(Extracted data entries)
++++++++++++++++++++

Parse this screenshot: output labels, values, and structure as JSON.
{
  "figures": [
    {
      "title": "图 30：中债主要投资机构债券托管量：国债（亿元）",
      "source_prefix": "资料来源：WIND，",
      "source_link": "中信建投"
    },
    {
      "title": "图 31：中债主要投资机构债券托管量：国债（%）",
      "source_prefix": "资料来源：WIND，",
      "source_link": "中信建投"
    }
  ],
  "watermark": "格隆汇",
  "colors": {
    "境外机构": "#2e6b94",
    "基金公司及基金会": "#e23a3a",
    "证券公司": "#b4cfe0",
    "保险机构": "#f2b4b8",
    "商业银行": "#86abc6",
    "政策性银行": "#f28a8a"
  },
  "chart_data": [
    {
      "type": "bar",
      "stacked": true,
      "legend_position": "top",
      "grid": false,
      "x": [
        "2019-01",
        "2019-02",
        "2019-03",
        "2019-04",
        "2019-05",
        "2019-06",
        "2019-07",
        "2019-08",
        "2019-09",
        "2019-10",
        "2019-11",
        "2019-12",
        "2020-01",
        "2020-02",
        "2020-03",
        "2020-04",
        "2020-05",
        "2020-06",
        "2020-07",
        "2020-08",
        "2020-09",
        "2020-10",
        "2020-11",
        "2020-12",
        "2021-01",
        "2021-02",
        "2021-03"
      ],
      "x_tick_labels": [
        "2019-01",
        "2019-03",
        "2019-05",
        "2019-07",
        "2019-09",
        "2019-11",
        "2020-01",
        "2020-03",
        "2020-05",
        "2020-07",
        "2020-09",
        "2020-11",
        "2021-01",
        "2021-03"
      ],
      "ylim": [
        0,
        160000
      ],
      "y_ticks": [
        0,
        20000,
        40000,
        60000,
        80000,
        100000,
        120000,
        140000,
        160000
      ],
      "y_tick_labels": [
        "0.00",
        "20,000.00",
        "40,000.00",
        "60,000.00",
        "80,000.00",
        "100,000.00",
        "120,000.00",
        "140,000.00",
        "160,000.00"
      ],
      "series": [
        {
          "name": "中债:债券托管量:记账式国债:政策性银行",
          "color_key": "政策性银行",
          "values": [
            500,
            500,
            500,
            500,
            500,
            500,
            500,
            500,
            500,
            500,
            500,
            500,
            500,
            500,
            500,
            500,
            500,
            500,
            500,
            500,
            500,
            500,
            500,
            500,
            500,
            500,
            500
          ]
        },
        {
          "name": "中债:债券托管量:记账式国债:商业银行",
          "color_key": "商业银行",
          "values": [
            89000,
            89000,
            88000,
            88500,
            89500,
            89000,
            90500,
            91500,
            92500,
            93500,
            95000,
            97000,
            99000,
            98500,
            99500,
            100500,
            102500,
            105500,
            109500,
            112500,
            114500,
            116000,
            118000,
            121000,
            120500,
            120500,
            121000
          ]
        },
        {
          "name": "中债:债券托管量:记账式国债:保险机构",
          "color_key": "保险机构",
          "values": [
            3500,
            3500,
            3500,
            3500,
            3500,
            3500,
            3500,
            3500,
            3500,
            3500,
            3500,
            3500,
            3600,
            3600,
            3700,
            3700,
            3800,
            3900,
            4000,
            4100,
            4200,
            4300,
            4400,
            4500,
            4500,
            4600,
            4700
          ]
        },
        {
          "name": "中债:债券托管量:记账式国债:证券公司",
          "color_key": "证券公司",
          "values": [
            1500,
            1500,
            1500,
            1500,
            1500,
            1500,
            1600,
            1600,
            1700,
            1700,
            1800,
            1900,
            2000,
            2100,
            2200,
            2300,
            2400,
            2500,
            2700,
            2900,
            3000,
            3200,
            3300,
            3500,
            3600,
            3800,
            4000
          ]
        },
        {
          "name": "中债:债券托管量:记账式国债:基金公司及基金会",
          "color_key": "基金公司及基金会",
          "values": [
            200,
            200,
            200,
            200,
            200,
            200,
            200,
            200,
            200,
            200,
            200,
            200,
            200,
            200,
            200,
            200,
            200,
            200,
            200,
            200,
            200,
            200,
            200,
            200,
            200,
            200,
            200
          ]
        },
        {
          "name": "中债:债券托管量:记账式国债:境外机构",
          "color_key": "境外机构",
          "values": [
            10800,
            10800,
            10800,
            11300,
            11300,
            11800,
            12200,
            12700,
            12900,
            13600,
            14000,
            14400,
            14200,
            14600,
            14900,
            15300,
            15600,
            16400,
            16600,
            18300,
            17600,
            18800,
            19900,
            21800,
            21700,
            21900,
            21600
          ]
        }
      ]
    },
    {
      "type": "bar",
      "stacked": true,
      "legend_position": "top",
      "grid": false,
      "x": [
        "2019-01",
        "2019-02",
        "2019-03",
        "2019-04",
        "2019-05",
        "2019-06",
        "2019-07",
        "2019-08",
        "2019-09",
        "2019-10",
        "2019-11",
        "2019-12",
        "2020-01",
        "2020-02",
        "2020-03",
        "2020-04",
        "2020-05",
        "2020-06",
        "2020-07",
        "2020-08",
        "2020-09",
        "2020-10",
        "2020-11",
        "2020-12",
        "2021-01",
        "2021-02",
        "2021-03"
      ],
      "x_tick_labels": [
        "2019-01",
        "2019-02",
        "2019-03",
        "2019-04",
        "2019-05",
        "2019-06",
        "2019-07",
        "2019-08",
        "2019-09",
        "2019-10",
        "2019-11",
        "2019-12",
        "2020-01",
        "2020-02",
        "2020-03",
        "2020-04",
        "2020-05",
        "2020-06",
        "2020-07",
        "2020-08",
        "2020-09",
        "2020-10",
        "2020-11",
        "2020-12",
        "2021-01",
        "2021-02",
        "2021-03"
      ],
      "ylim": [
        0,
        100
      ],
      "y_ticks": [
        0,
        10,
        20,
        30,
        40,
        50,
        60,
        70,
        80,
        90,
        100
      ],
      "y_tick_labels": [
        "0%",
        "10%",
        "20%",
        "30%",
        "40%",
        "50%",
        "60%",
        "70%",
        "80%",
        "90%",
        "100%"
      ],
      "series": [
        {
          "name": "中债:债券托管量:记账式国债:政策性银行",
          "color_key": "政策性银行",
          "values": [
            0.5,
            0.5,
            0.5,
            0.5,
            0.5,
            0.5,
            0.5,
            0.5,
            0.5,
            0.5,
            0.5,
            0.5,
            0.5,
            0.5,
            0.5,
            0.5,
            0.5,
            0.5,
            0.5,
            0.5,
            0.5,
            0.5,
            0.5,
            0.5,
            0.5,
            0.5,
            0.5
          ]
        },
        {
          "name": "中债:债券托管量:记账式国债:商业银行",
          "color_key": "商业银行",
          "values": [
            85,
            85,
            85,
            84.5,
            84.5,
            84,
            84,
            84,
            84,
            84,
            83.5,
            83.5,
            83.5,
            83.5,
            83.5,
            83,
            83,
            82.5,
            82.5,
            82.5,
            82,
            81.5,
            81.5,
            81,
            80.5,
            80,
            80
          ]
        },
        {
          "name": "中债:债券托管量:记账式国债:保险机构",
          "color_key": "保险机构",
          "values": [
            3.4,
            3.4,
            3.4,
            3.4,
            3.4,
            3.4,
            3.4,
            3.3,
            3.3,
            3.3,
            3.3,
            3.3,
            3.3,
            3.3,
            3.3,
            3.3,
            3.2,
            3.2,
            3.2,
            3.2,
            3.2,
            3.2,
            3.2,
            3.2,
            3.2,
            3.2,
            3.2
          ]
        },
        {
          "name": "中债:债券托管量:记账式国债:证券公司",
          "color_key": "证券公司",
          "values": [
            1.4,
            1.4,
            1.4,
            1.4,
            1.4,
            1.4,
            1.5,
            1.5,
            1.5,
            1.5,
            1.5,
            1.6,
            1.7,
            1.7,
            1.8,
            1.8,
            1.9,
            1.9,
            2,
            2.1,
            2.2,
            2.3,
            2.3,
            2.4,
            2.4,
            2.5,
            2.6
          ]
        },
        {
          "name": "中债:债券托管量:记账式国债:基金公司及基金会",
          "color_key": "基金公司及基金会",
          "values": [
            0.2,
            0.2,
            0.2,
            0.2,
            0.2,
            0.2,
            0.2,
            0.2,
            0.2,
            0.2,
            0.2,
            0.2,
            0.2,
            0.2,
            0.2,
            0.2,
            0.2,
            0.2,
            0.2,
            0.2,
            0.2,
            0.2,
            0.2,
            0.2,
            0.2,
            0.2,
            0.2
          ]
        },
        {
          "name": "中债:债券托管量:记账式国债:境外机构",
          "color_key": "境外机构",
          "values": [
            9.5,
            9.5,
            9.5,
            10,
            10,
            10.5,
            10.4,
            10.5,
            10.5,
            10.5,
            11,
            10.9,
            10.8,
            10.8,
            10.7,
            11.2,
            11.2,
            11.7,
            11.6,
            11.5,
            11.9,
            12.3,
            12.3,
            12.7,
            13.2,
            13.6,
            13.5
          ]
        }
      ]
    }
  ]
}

++++++++++++++++++++

*GOAL OF THE EXERCISE:* Reproduce each line holding the word "中债主要投资机构债券托管量".

*SOLUTION TO THIS TASK:*
      "title": "图 30：中债主要投资机构债券托管量：国债（亿元）",
      "title": "图 31：中债主要投资机构债券托管量：国债（%）",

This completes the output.